The request: Restate the records that follow word for word; no pictures should appear.

>> Start Data shown

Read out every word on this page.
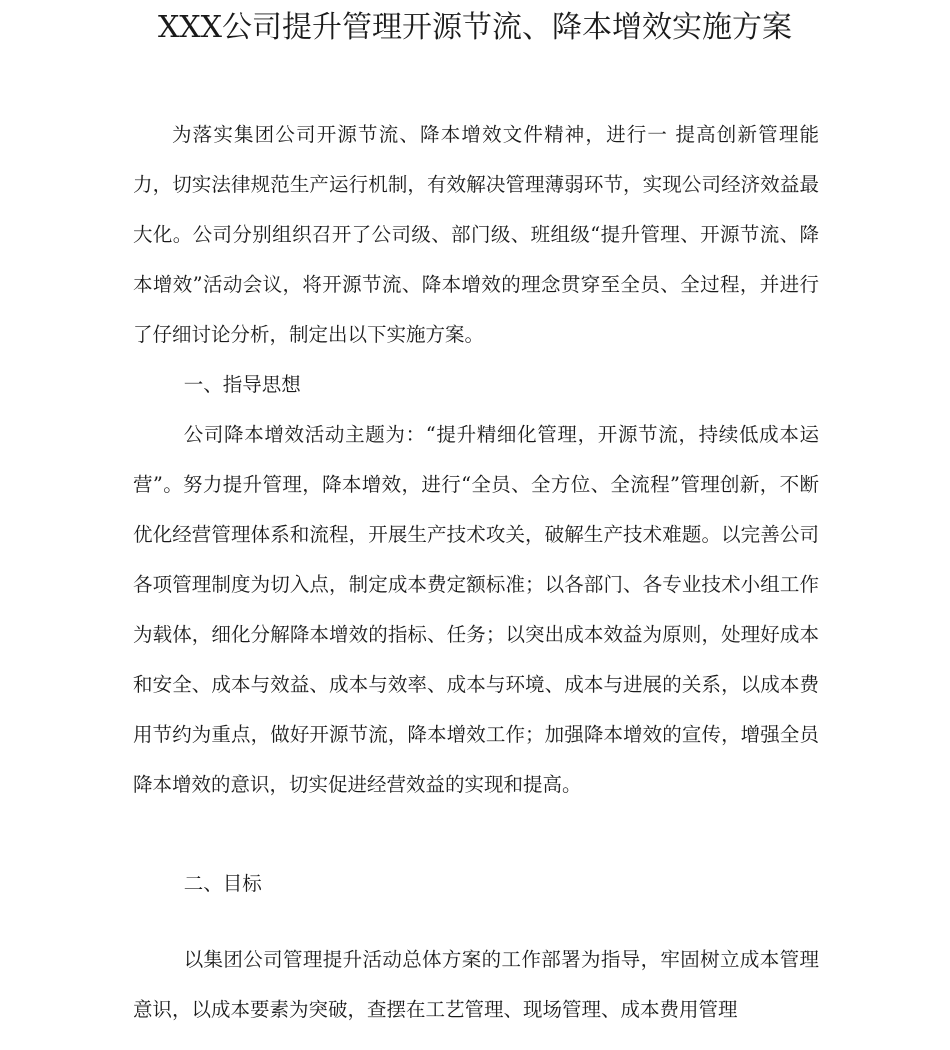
XXX公司提升管理开源节流、降本增效实施方案

为落实集团公司开源节流、降本增效文件精神，进行一 提高创新管理能力，切实法律规范生产运行机制，有效解决管理薄弱环节，实现公司经济效益最大化。公司分别组织召开了公司级、部门级、班组级“提升管理、开源节流、降本增效”活动会议，将开源节流、降本增效的理念贯穿至全员、全过程，并进行了仔细讨论分析，制定出以下实施方案。

一、指导思想

公司降本增效活动主题为：“提升精细化管理，开源节流，持续低成本运营”。努力提升管理，降本增效，进行“全员、全方位、全流程”管理创新，不断优化经营管理体系和流程，开展生产技术攻关，破解生产技术难题。以完善公司各项管理制度为切入点，制定成本费定额标准；以各部门、各专业技术小组工作为载体，细化分解降本增效的指标、任务；以突出成本效益为原则，处理好成本和安全、成本与效益、成本与效率、成本与环境、成本与进展的关系，以成本费用节约为重点，做好开源节流，降本增效工作；加强降本增效的宣传，增强全员降本增效的意识，切实促进经营效益的实现和提高。

二、目标

以集团公司管理提升活动总体方案的工作部署为指导，牢固树立成本管理意识，以成本要素为突破，查摆在工艺管理、现场管理、成本费用管理
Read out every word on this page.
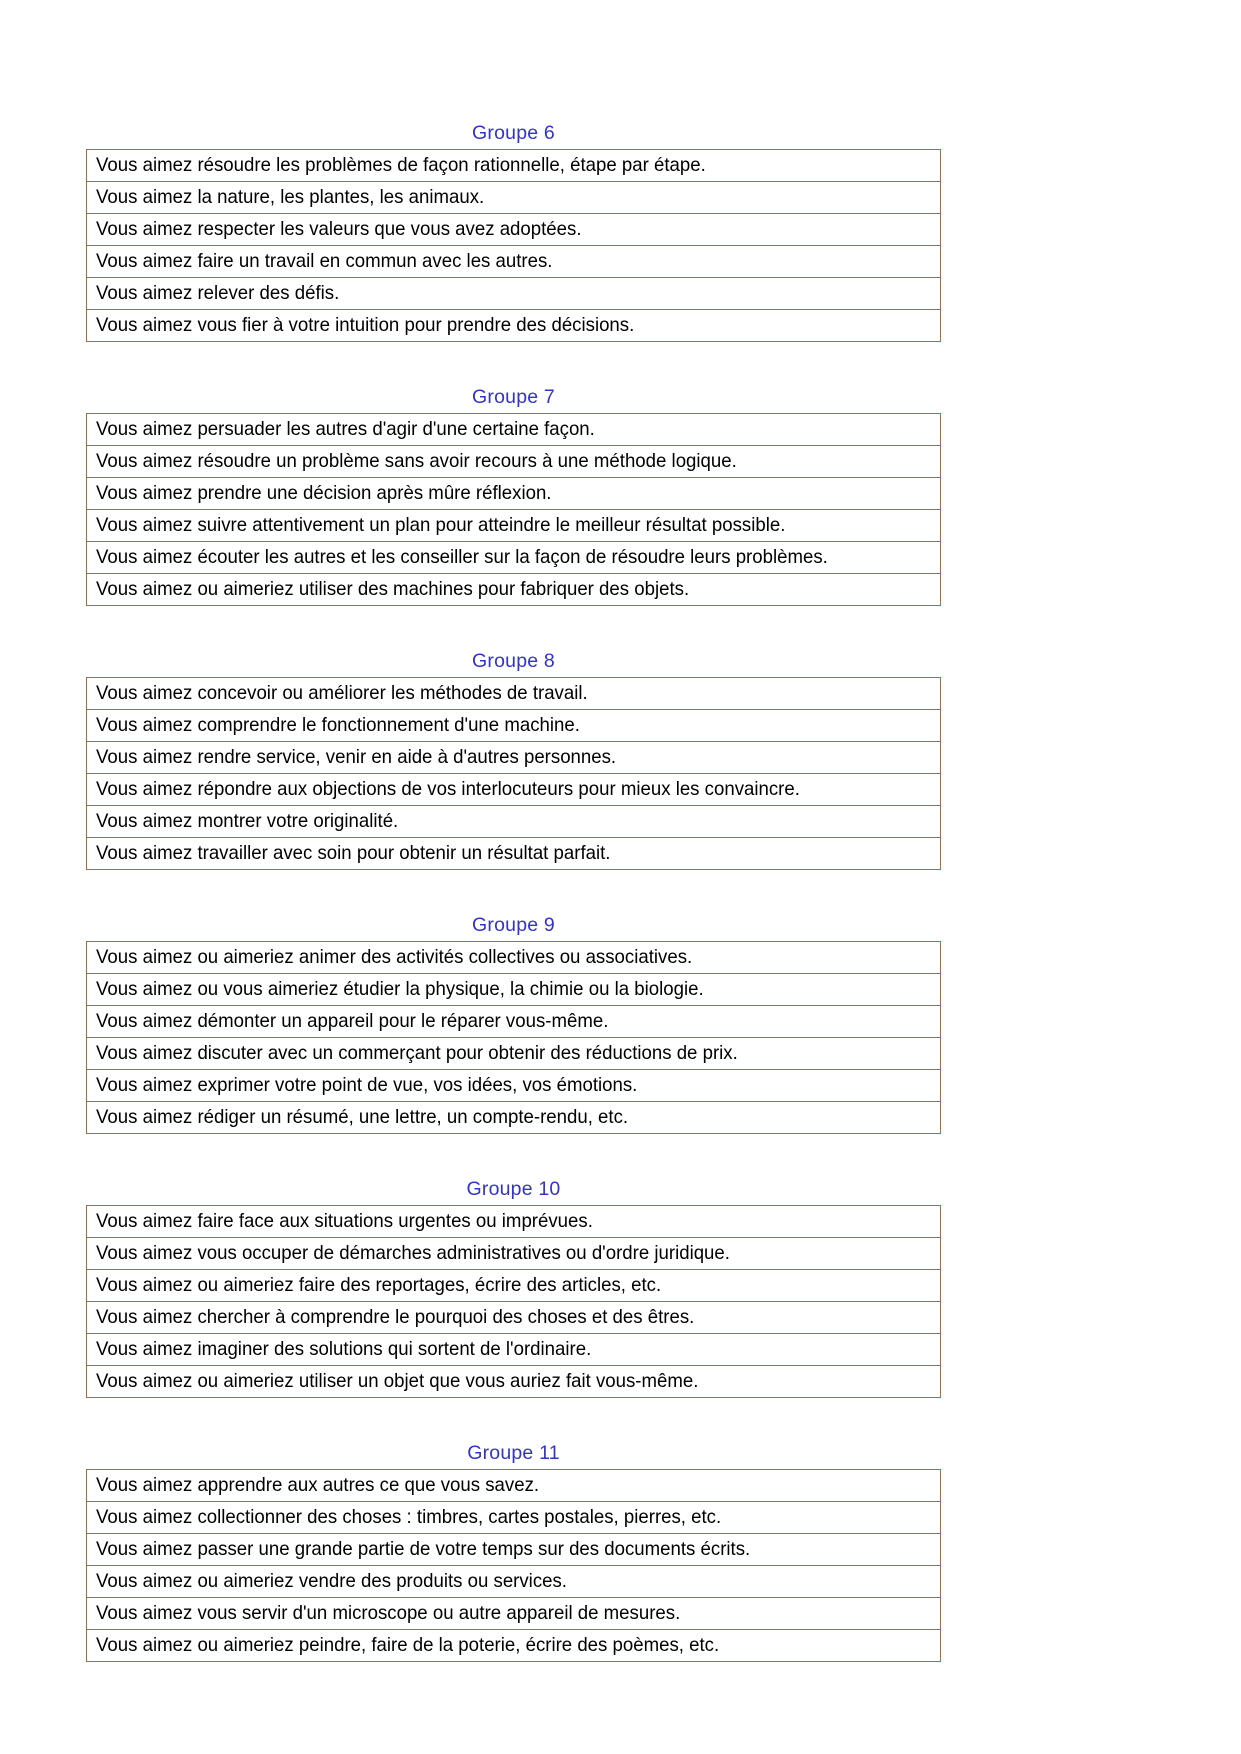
Groupe 6
Vous aimez résoudre les problèmes de façon rationnelle, étape par étape.
Vous aimez la nature, les plantes, les animaux.
Vous aimez respecter les valeurs que vous avez adoptées.
Vous aimez faire un travail en commun avec les autres.
Vous aimez relever des défis.
Vous aimez vous fier à votre intuition pour prendre des décisions.
Groupe 7
Vous aimez persuader les autres d'agir d'une certaine façon.
Vous aimez résoudre un problème sans avoir recours à une méthode logique.
Vous aimez prendre une décision après mûre réflexion.
Vous aimez suivre attentivement un plan pour atteindre le meilleur résultat possible.
Vous aimez écouter les autres et les conseiller sur la façon de résoudre leurs problèmes.
Vous aimez ou aimeriez utiliser des machines pour fabriquer des objets.
Groupe 8
Vous aimez concevoir ou améliorer les méthodes de travail.
Vous aimez comprendre le fonctionnement d'une machine.
Vous aimez rendre service, venir en aide à d'autres personnes.
Vous aimez répondre aux objections de vos interlocuteurs pour mieux les convaincre.
Vous aimez montrer votre originalité.
Vous aimez travailler avec soin pour obtenir un résultat parfait.
Groupe 9
Vous aimez ou aimeriez animer des activités collectives ou associatives.
Vous aimez ou vous aimeriez étudier la physique, la chimie ou la biologie.
Vous aimez démonter un appareil pour le réparer vous-même.
Vous aimez discuter avec un commerçant pour obtenir des réductions de prix.
Vous aimez exprimer votre point de vue, vos idées, vos émotions.
Vous aimez rédiger un résumé, une lettre, un compte-rendu, etc.
Groupe 10
Vous aimez faire face aux situations urgentes ou imprévues.
Vous aimez vous occuper de démarches administratives ou d'ordre juridique.
Vous aimez ou aimeriez faire des reportages, écrire des articles, etc.
Vous aimez chercher à comprendre le pourquoi des choses et des êtres.
Vous aimez imaginer des solutions qui sortent de l'ordinaire.
Vous aimez ou aimeriez utiliser un objet que vous auriez fait vous-même.
Groupe 11
Vous aimez apprendre aux autres ce que vous savez.
Vous aimez collectionner des choses : timbres, cartes postales, pierres, etc.
Vous aimez passer une grande partie de votre temps sur des documents écrits.
Vous aimez ou aimeriez vendre des produits ou services.
Vous aimez vous servir d'un microscope ou autre appareil de mesures.
Vous aimez ou aimeriez peindre, faire de la poterie, écrire des poèmes, etc.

>> End Data shown

Output for this task:
Read out every word on this page.
XXX公司提升管理开源节流、降本增效实施方案

为落实集团公司开源节流、降本增效文件精神，进行一 提高创新管理能力，切实法律规范生产运行机制，有效解决管理薄弱环节，实现公司经济效益最大化。公司分别组织召开了公司级、部门级、班组级“提升管理、开源节流、降本增效”活动会议，将开源节流、降本增效的理念贯穿至全员、全过程，并进行了仔细讨论分析，制定出以下实施方案。

一、指导思想

公司降本增效活动主题为：“提升精细化管理，开源节流，持续低成本运营”。努力提升管理，降本增效，进行“全员、全方位、全流程”管理创新，不断优化经营管理体系和流程，开展生产技术攻关，破解生产技术难题。以完善公司各项管理制度为切入点，制定成本费定额标准；以各部门、各专业技术小组工作为载体，细化分解降本增效的指标、任务；以突出成本效益为原则，处理好成本和安全、成本与效益、成本与效率、成本与环境、成本与进展的关系，以成本费用节约为重点，做好开源节流，降本增效工作；加强降本增效的宣传，增强全员降本增效的意识，切实促进经营效益的实现和提高。

二、目标

以集团公司管理提升活动总体方案的工作部署为指导，牢固树立成本管理意识，以成本要素为突破，查摆在工艺管理、现场管理、成本费用管理
Read out every word on this page.
Groupe 6
Vous aimez résoudre les problèmes de façon rationnelle, étape par étape.
Vous aimez la nature, les plantes, les animaux.
Vous aimez respecter les valeurs que vous avez adoptées.
Vous aimez faire un travail en commun avec les autres.
Vous aimez relever des défis.
Vous aimez vous fier à votre intuition pour prendre des décisions.
Groupe 7
Vous aimez persuader les autres d'agir d'une certaine façon.
Vous aimez résoudre un problème sans avoir recours à une méthode logique.
Vous aimez prendre une décision après mûre réflexion.
Vous aimez suivre attentivement un plan pour atteindre le meilleur résultat possible.
Vous aimez écouter les autres et les conseiller sur la façon de résoudre leurs problèmes.
Vous aimez ou aimeriez utiliser des machines pour fabriquer des objets.
Groupe 8
Vous aimez concevoir ou améliorer les méthodes de travail.
Vous aimez comprendre le fonctionnement d'une machine.
Vous aimez rendre service, venir en aide à d'autres personnes.
Vous aimez répondre aux objections de vos interlocuteurs pour mieux les convaincre.
Vous aimez montrer votre originalité.
Vous aimez travailler avec soin pour obtenir un résultat parfait.
Groupe 9
Vous aimez ou aimeriez animer des activités collectives ou associatives.
Vous aimez ou vous aimeriez étudier la physique, la chimie ou la biologie.
Vous aimez démonter un appareil pour le réparer vous-même.
Vous aimez discuter avec un commerçant pour obtenir des réductions de prix.
Vous aimez exprimer votre point de vue, vos idées, vos émotions.
Vous aimez rédiger un résumé, une lettre, un compte-rendu, etc.
Groupe 10
Vous aimez faire face aux situations urgentes ou imprévues.
Vous aimez vous occuper de démarches administratives ou d'ordre juridique.
Vous aimez ou aimeriez faire des reportages, écrire des articles, etc.
Vous aimez chercher à comprendre le pourquoi des choses et des êtres.
Vous aimez imaginer des solutions qui sortent de l'ordinaire.
Vous aimez ou aimeriez utiliser un objet que vous auriez fait vous-même.
Groupe 11
Vous aimez apprendre aux autres ce que vous savez.
Vous aimez collectionner des choses : timbres, cartes postales, pierres, etc.
Vous aimez passer une grande partie de votre temps sur des documents écrits.
Vous aimez ou aimeriez vendre des produits ou services.
Vous aimez vous servir d'un microscope ou autre appareil de mesures.
Vous aimez ou aimeriez peindre, faire de la poterie, écrire des poèmes, etc.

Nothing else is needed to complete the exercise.